[Stored data entries]
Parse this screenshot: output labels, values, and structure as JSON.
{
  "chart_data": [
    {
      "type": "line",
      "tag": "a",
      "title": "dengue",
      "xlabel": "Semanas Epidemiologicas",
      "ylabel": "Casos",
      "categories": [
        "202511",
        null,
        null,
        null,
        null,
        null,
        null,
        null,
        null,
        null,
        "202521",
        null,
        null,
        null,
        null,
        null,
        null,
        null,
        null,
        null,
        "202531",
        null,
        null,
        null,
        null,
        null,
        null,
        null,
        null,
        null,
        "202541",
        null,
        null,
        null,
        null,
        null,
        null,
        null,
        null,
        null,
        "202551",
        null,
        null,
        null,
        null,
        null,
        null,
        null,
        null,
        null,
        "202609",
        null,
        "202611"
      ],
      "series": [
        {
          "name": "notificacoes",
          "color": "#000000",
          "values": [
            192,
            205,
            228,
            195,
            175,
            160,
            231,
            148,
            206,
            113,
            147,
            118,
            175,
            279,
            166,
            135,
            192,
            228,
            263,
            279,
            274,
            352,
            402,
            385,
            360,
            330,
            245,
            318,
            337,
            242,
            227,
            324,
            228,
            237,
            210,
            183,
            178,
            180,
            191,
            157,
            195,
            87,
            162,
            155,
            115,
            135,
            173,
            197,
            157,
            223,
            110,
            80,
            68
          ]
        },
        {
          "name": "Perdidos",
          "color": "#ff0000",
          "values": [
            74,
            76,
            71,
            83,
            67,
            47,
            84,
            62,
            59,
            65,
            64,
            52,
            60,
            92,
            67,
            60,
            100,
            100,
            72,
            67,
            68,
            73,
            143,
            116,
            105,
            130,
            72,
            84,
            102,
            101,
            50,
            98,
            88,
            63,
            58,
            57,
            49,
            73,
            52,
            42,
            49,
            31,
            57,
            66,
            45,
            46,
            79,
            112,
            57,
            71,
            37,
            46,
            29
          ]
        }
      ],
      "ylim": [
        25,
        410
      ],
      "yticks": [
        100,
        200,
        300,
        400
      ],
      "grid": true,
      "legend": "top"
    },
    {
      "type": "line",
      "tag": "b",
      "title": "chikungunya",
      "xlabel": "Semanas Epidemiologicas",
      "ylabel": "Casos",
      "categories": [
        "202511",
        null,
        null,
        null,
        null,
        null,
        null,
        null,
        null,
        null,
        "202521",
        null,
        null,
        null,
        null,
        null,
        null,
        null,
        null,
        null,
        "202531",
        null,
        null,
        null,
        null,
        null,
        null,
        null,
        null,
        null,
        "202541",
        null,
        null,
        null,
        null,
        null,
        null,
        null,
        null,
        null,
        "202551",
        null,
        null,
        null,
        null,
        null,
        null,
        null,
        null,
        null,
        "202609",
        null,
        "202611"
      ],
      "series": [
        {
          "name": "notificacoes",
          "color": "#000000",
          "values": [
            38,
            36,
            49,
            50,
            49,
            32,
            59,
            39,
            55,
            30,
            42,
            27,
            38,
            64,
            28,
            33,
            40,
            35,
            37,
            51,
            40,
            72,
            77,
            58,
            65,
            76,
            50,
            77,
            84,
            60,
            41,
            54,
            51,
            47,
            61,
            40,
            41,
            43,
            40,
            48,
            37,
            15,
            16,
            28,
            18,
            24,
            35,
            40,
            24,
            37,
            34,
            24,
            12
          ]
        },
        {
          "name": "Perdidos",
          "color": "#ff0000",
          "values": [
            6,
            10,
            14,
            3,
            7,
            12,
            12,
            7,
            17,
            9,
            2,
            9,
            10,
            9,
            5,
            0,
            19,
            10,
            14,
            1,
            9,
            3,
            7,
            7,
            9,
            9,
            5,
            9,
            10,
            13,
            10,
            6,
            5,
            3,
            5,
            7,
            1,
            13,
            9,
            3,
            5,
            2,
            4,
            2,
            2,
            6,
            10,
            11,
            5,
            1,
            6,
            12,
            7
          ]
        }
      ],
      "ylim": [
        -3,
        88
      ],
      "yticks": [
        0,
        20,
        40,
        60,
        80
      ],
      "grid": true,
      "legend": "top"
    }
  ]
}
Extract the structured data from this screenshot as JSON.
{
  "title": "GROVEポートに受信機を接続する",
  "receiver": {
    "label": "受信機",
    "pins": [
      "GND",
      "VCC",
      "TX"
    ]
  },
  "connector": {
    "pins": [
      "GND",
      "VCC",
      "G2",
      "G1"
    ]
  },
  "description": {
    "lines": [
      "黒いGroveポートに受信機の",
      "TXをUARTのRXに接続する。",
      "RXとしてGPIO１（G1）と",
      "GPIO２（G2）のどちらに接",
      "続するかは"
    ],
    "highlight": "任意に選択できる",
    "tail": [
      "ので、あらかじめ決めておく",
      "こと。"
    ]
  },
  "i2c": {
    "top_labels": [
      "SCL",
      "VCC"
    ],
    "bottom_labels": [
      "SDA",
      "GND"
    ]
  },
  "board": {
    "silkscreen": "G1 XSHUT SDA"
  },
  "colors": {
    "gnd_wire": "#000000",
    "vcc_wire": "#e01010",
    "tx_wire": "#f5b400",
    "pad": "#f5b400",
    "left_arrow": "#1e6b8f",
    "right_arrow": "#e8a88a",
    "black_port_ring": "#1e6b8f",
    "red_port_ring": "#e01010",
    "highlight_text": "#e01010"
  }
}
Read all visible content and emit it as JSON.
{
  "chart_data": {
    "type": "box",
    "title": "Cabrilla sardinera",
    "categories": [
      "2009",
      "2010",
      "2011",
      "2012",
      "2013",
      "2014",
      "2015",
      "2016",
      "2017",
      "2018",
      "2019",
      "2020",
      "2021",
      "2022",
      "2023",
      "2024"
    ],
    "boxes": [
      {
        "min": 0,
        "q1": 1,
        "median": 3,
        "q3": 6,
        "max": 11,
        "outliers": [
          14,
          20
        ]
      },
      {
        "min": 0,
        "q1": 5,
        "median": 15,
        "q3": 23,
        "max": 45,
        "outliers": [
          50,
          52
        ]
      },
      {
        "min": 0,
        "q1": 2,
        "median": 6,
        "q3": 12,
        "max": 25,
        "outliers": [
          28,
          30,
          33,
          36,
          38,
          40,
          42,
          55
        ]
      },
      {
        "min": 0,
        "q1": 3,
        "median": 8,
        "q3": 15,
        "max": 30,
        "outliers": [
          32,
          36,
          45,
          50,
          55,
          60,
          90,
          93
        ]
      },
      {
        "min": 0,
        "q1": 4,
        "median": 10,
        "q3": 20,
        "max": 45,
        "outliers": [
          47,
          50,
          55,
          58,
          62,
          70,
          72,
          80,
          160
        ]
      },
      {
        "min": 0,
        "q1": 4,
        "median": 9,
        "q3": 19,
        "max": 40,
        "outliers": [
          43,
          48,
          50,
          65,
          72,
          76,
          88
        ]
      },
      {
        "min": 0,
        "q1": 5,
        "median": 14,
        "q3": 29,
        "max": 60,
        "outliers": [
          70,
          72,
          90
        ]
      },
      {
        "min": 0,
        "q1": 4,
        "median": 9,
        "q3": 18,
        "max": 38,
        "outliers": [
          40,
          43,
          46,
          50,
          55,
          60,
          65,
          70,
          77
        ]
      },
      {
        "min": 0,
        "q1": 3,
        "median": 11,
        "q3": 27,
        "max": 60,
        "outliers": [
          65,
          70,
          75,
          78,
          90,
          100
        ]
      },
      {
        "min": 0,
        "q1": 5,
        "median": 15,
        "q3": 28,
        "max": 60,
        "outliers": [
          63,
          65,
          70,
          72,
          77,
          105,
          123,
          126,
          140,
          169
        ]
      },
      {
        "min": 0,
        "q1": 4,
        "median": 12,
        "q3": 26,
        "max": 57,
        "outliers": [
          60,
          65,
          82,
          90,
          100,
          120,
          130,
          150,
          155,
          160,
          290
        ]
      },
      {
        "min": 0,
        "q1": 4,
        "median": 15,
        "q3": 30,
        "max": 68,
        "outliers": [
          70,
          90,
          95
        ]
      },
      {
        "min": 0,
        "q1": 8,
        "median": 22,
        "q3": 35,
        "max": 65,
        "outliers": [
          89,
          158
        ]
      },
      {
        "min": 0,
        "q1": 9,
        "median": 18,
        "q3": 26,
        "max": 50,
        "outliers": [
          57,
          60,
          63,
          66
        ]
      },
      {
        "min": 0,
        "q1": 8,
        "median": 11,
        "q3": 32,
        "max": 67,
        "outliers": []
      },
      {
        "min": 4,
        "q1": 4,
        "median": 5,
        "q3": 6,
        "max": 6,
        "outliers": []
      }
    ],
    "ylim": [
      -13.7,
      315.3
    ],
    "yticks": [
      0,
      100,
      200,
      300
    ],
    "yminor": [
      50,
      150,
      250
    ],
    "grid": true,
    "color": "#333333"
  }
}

** Task goal **
Your answer should be a single number: how many lines in the data above include "JSON"?

** In response **
3